:: Records provided ::

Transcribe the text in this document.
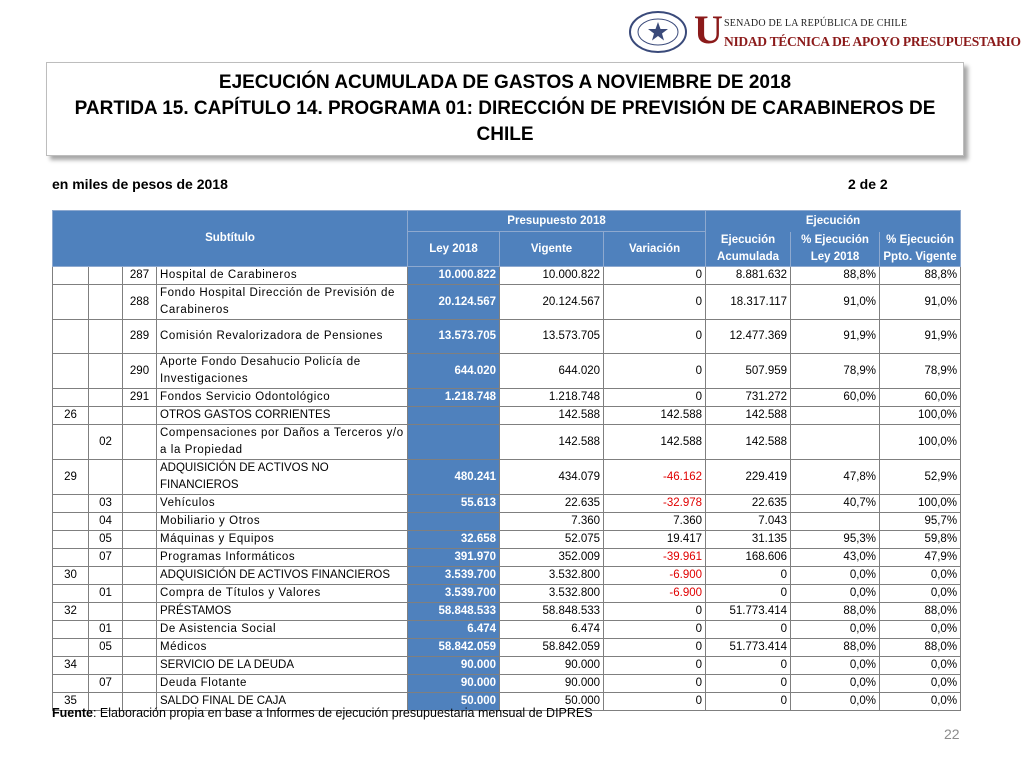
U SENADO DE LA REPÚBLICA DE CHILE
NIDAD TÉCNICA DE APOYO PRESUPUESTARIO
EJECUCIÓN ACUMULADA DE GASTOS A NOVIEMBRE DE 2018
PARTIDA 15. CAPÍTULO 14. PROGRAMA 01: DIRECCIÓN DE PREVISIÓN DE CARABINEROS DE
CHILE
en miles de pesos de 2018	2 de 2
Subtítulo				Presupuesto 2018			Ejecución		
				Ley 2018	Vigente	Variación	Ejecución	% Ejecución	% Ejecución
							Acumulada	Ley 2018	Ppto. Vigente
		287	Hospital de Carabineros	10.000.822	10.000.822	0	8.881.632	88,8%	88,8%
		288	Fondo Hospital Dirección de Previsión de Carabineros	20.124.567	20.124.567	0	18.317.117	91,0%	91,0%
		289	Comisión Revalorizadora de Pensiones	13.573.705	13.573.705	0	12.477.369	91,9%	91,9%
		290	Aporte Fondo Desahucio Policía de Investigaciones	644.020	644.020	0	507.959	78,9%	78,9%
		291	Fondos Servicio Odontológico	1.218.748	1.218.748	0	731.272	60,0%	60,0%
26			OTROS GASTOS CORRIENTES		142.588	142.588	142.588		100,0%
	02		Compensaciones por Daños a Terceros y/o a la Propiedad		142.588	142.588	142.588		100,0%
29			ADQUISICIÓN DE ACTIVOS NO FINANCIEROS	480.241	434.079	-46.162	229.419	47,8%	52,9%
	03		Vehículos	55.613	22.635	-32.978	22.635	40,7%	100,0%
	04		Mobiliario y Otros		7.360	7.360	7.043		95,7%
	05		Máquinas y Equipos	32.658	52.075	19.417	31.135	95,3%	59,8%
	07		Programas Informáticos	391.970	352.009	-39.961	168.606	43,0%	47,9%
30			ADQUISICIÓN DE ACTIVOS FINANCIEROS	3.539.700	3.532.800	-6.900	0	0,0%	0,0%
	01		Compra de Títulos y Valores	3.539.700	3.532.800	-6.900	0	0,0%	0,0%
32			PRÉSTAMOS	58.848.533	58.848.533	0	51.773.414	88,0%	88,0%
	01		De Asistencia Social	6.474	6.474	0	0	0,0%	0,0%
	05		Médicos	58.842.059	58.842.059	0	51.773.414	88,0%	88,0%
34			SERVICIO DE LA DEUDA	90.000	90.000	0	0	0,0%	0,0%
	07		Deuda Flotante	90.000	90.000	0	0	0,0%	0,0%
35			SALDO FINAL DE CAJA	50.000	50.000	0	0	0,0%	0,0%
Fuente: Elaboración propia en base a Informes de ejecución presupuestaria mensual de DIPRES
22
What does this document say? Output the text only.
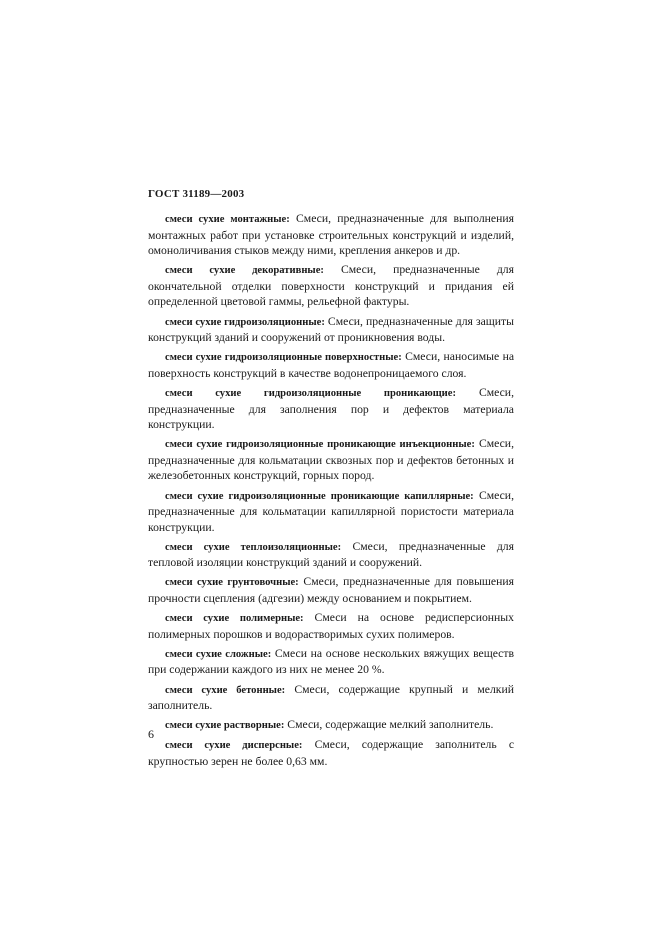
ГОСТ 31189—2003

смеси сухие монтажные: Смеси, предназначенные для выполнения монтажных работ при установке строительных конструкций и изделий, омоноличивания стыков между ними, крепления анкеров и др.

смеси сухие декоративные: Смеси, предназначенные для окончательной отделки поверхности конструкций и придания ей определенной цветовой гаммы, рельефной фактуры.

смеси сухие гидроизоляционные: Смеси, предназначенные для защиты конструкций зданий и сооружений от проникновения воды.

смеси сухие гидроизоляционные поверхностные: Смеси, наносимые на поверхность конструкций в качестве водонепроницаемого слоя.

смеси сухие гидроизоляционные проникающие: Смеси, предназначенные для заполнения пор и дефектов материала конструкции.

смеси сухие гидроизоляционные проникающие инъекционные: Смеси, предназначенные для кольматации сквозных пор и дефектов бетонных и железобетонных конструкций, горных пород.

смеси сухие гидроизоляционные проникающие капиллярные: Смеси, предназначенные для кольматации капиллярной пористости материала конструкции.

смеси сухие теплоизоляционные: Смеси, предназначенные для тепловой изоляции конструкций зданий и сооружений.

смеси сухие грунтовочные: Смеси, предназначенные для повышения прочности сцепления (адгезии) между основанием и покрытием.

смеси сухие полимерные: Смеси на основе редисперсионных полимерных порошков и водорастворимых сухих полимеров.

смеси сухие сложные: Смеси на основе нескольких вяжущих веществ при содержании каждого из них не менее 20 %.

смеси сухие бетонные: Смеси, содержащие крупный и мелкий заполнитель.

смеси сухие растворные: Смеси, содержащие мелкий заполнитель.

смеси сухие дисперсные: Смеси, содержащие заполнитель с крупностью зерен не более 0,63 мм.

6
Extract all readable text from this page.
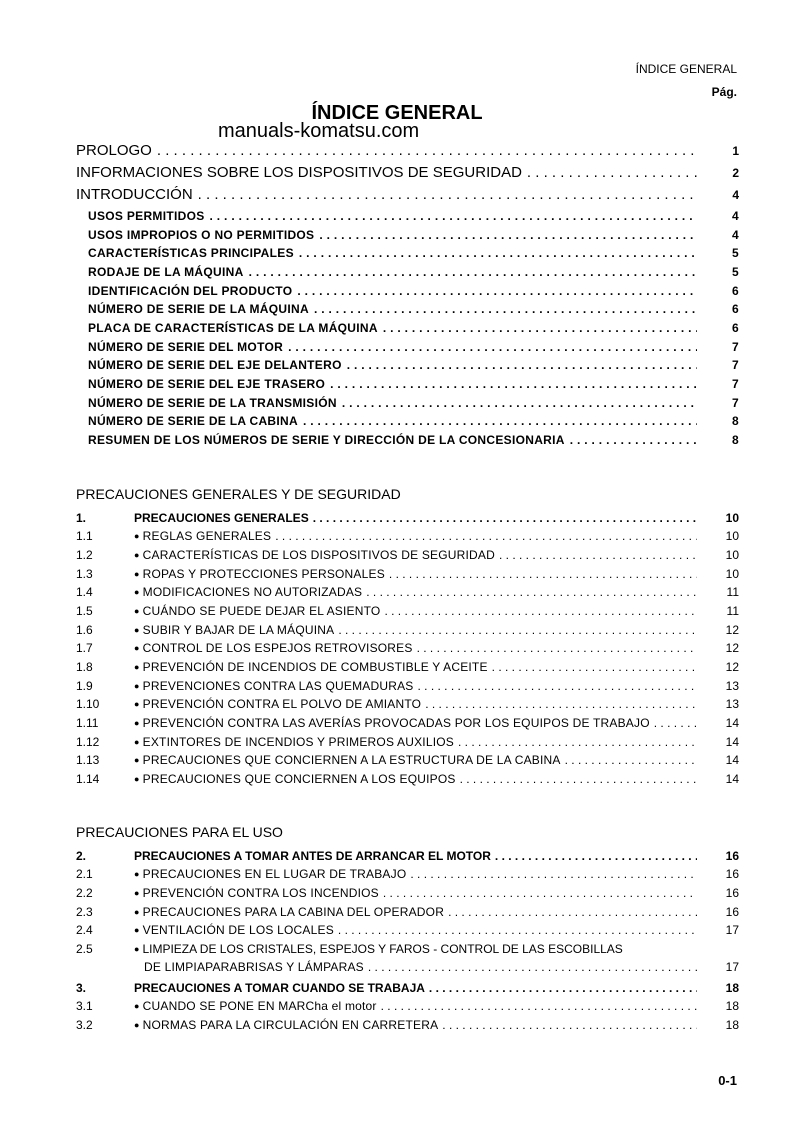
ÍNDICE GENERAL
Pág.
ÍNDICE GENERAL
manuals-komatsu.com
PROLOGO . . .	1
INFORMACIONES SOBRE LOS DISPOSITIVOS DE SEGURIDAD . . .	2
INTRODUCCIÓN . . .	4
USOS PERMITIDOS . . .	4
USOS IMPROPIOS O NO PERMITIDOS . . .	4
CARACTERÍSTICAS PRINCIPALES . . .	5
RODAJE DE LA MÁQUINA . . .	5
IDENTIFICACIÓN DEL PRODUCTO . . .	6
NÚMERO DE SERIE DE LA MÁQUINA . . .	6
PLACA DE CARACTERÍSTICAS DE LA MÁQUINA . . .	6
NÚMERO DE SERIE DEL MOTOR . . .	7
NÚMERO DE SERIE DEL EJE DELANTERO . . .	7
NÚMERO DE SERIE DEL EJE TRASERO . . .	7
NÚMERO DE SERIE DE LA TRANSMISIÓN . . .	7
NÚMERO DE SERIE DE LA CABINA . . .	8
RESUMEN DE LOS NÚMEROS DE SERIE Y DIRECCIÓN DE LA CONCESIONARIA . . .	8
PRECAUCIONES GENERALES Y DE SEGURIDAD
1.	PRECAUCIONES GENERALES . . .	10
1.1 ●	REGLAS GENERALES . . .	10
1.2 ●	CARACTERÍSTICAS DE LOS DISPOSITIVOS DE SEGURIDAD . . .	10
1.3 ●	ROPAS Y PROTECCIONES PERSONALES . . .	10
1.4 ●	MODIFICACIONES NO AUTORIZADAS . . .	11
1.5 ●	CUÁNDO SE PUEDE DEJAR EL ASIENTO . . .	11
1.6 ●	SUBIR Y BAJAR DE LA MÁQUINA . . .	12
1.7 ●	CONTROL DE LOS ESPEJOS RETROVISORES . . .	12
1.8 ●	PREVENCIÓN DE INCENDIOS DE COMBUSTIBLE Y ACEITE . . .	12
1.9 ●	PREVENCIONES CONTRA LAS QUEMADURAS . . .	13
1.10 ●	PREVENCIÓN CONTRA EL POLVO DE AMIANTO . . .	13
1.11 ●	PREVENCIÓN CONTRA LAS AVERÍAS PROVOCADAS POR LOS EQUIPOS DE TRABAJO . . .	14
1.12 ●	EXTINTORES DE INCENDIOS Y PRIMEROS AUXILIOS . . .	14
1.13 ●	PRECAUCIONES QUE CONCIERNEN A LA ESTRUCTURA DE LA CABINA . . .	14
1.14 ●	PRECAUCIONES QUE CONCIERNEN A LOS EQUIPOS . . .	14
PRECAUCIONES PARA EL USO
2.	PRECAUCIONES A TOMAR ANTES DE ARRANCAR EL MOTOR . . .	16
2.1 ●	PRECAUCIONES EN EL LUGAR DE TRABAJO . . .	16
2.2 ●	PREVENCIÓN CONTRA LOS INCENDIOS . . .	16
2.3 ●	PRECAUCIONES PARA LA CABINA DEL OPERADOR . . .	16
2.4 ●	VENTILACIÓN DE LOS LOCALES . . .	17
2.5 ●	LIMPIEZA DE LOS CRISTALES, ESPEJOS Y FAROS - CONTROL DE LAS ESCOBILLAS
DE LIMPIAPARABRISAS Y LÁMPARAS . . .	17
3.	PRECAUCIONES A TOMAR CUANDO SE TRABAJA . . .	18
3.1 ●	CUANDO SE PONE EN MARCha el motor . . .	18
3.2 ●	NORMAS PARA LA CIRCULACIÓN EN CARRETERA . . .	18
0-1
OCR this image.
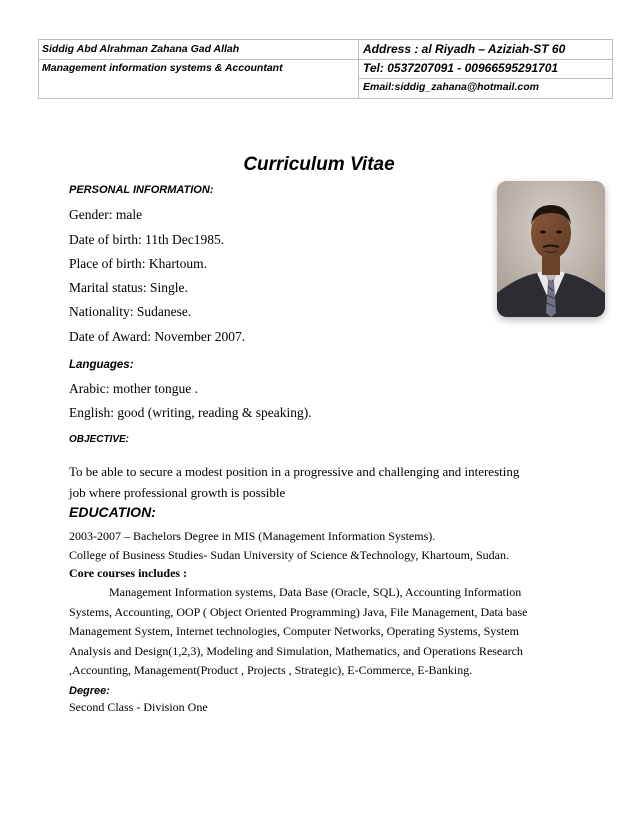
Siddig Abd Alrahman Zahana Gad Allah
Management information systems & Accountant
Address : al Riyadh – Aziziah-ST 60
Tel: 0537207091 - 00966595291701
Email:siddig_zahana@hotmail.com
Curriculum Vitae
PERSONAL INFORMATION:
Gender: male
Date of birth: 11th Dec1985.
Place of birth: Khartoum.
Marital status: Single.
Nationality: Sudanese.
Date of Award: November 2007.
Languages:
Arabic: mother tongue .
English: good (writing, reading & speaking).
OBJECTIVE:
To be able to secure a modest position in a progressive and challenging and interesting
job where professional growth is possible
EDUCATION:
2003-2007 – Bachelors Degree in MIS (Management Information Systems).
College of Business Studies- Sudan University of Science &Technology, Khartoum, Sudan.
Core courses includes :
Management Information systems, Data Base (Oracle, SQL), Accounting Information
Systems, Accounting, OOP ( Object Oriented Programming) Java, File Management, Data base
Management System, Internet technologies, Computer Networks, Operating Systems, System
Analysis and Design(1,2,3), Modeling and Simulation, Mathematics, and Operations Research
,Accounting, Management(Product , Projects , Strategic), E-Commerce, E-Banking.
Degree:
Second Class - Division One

:::

▸ **What to do**
Working from the material above, state how many lines contain "материала"; give only the number.

▸ **Output below**
2